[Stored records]

·····

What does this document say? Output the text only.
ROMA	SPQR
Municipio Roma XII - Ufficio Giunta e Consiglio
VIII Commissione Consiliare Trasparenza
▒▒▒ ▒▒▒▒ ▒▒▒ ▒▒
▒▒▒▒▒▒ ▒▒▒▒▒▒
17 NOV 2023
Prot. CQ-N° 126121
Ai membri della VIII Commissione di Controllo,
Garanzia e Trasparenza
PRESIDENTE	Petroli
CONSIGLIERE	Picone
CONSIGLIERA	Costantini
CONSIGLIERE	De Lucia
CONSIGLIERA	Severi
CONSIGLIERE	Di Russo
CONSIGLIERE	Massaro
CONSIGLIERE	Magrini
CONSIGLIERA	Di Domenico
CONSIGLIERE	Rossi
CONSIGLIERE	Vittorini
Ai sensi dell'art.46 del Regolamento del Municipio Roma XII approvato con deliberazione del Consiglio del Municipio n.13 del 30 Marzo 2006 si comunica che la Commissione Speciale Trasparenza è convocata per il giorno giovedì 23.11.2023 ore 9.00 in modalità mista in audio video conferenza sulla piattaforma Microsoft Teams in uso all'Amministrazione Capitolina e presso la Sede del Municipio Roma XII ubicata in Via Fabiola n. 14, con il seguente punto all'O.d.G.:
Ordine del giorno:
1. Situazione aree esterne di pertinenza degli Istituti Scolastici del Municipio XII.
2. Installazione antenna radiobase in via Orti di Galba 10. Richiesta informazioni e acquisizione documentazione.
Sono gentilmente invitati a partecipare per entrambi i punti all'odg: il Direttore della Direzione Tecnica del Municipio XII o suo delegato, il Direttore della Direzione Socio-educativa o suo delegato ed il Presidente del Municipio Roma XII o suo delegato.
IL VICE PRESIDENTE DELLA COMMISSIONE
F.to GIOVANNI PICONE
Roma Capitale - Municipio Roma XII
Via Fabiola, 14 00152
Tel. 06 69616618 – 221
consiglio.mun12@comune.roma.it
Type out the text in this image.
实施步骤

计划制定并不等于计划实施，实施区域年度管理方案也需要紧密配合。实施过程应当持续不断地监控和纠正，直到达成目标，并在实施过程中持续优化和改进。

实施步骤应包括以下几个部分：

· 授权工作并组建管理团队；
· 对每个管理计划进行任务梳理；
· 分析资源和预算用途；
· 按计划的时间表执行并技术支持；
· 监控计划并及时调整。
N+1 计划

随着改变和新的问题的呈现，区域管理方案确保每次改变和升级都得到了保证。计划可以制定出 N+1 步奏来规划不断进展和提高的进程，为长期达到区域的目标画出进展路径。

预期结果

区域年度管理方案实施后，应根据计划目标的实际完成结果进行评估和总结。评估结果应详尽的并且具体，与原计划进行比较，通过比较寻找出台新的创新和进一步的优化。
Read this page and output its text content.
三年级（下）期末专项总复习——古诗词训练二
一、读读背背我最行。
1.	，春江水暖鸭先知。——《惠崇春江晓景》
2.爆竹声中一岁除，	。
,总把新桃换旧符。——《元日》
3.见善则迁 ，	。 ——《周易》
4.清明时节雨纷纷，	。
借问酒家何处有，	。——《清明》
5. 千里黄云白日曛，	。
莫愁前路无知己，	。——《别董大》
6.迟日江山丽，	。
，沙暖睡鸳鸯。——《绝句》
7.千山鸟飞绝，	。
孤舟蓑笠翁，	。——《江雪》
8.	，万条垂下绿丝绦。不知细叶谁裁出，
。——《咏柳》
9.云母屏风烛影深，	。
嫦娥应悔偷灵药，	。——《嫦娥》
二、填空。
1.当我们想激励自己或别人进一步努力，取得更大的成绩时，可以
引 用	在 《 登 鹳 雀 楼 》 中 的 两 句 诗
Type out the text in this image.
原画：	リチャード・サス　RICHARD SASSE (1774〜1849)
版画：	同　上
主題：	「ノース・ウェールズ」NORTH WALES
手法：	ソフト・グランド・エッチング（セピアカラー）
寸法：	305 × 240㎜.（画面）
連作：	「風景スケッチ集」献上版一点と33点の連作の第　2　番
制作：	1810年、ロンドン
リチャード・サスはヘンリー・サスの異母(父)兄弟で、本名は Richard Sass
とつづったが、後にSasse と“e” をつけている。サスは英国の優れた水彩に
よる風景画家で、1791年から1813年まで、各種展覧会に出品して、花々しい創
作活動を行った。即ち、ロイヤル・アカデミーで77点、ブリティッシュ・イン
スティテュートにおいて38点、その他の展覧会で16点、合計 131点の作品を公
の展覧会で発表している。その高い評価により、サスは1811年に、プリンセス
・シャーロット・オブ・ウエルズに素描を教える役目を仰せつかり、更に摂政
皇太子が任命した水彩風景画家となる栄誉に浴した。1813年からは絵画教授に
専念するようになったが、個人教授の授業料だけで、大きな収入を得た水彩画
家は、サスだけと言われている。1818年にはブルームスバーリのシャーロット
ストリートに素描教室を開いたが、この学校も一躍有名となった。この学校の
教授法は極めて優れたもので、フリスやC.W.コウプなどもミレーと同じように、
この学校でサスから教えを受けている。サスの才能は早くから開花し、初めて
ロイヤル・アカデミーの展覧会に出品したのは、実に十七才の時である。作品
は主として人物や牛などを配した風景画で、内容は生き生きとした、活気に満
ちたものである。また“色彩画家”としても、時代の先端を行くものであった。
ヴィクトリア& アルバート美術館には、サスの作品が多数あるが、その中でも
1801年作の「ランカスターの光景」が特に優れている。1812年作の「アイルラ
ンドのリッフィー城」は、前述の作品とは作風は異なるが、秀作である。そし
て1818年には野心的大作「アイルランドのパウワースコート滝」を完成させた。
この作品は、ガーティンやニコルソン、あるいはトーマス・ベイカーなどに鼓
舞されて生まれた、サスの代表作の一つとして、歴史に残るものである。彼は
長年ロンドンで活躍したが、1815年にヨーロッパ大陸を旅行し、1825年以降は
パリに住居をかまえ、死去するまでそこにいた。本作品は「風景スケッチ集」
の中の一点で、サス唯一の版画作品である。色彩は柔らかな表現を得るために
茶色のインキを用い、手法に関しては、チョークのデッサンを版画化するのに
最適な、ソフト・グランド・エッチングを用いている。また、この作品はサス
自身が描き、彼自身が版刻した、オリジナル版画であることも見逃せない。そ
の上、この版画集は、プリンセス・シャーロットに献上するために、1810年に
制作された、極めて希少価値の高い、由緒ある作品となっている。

·····

BRIEF
Output every entry shown above, exactly.

RESULT OF THE TASK
What does this document say? Output the text only.
ROMA	SPQR
Municipio Roma XII - Ufficio Giunta e Consiglio
VIII Commissione Consiliare Trasparenza
▒▒▒ ▒▒▒▒ ▒▒▒ ▒▒
▒▒▒▒▒▒ ▒▒▒▒▒▒
17 NOV 2023
Prot. CQ-N° 126121
Ai membri della VIII Commissione di Controllo,
Garanzia e Trasparenza
PRESIDENTE	Petroli
CONSIGLIERE	Picone
CONSIGLIERA	Costantini
CONSIGLIERE	De Lucia
CONSIGLIERA	Severi
CONSIGLIERE	Di Russo
CONSIGLIERE	Massaro
CONSIGLIERE	Magrini
CONSIGLIERA	Di Domenico
CONSIGLIERE	Rossi
CONSIGLIERE	Vittorini
Ai sensi dell'art.46 del Regolamento del Municipio Roma XII approvato con deliberazione del Consiglio del Municipio n.13 del 30 Marzo 2006 si comunica che la Commissione Speciale Trasparenza è convocata per il giorno giovedì 23.11.2023 ore 9.00 in modalità mista in audio video conferenza sulla piattaforma Microsoft Teams in uso all'Amministrazione Capitolina e presso la Sede del Municipio Roma XII ubicata in Via Fabiola n. 14, con il seguente punto all'O.d.G.:
Ordine del giorno:
1. Situazione aree esterne di pertinenza degli Istituti Scolastici del Municipio XII.
2. Installazione antenna radiobase in via Orti di Galba 10. Richiesta informazioni e acquisizione documentazione.
Sono gentilmente invitati a partecipare per entrambi i punti all'odg: il Direttore della Direzione Tecnica del Municipio XII o suo delegato, il Direttore della Direzione Socio-educativa o suo delegato ed il Presidente del Municipio Roma XII o suo delegato.
IL VICE PRESIDENTE DELLA COMMISSIONE
F.to GIOVANNI PICONE
Roma Capitale - Municipio Roma XII
Via Fabiola, 14 00152
Tel. 06 69616618 – 221
consiglio.mun12@comune.roma.it
Type out the text in this image.
实施步骤

计划制定并不等于计划实施，实施区域年度管理方案也需要紧密配合。实施过程应当持续不断地监控和纠正，直到达成目标，并在实施过程中持续优化和改进。

实施步骤应包括以下几个部分：

· 授权工作并组建管理团队；
· 对每个管理计划进行任务梳理；
· 分析资源和预算用途；
· 按计划的时间表执行并技术支持；
· 监控计划并及时调整。
N+1 计划

随着改变和新的问题的呈现，区域管理方案确保每次改变和升级都得到了保证。计划可以制定出 N+1 步奏来规划不断进展和提高的进程，为长期达到区域的目标画出进展路径。

预期结果

区域年度管理方案实施后，应根据计划目标的实际完成结果进行评估和总结。评估结果应详尽的并且具体，与原计划进行比较，通过比较寻找出台新的创新和进一步的优化。
Read this page and output its text content.
三年级（下）期末专项总复习——古诗词训练二
一、读读背背我最行。
1.	，春江水暖鸭先知。——《惠崇春江晓景》
2.爆竹声中一岁除，	。
,总把新桃换旧符。——《元日》
3.见善则迁 ，	。 ——《周易》
4.清明时节雨纷纷，	。
借问酒家何处有，	。——《清明》
5. 千里黄云白日曛，	。
莫愁前路无知己，	。——《别董大》
6.迟日江山丽，	。
，沙暖睡鸳鸯。——《绝句》
7.千山鸟飞绝，	。
孤舟蓑笠翁，	。——《江雪》
8.	，万条垂下绿丝绦。不知细叶谁裁出，
。——《咏柳》
9.云母屏风烛影深，	。
嫦娥应悔偷灵药，	。——《嫦娥》
二、填空。
1.当我们想激励自己或别人进一步努力，取得更大的成绩时，可以
引 用	在 《 登 鹳 雀 楼 》 中 的 两 句 诗
Type out the text in this image.
原画：	リチャード・サス　RICHARD SASSE (1774〜1849)
版画：	同　上
主題：	「ノース・ウェールズ」NORTH WALES
手法：	ソフト・グランド・エッチング（セピアカラー）
寸法：	305 × 240㎜.（画面）
連作：	「風景スケッチ集」献上版一点と33点の連作の第　2　番
制作：	1810年、ロンドン
リチャード・サスはヘンリー・サスの異母(父)兄弟で、本名は Richard Sass
とつづったが、後にSasse と“e” をつけている。サスは英国の優れた水彩に
よる風景画家で、1791年から1813年まで、各種展覧会に出品して、花々しい創
作活動を行った。即ち、ロイヤル・アカデミーで77点、ブリティッシュ・イン
スティテュートにおいて38点、その他の展覧会で16点、合計 131点の作品を公
の展覧会で発表している。その高い評価により、サスは1811年に、プリンセス
・シャーロット・オブ・ウエルズに素描を教える役目を仰せつかり、更に摂政
皇太子が任命した水彩風景画家となる栄誉に浴した。1813年からは絵画教授に
専念するようになったが、個人教授の授業料だけで、大きな収入を得た水彩画
家は、サスだけと言われている。1818年にはブルームスバーリのシャーロット
ストリートに素描教室を開いたが、この学校も一躍有名となった。この学校の
教授法は極めて優れたもので、フリスやC.W.コウプなどもミレーと同じように、
この学校でサスから教えを受けている。サスの才能は早くから開花し、初めて
ロイヤル・アカデミーの展覧会に出品したのは、実に十七才の時である。作品
は主として人物や牛などを配した風景画で、内容は生き生きとした、活気に満
ちたものである。また“色彩画家”としても、時代の先端を行くものであった。
ヴィクトリア& アルバート美術館には、サスの作品が多数あるが、その中でも
1801年作の「ランカスターの光景」が特に優れている。1812年作の「アイルラ
ンドのリッフィー城」は、前述の作品とは作風は異なるが、秀作である。そし
て1818年には野心的大作「アイルランドのパウワースコート滝」を完成させた。
この作品は、ガーティンやニコルソン、あるいはトーマス・ベイカーなどに鼓
舞されて生まれた、サスの代表作の一つとして、歴史に残るものである。彼は
長年ロンドンで活躍したが、1815年にヨーロッパ大陸を旅行し、1825年以降は
パリに住居をかまえ、死去するまでそこにいた。本作品は「風景スケッチ集」
の中の一点で、サス唯一の版画作品である。色彩は柔らかな表現を得るために
茶色のインキを用い、手法に関しては、チョークのデッサンを版画化するのに
最適な、ソフト・グランド・エッチングを用いている。また、この作品はサス
自身が描き、彼自身が版刻した、オリジナル版画であることも見逃せない。そ
の上、この版画集は、プリンセス・シャーロットに献上するために、1810年に
制作された、極めて希少価値の高い、由緒ある作品となっている。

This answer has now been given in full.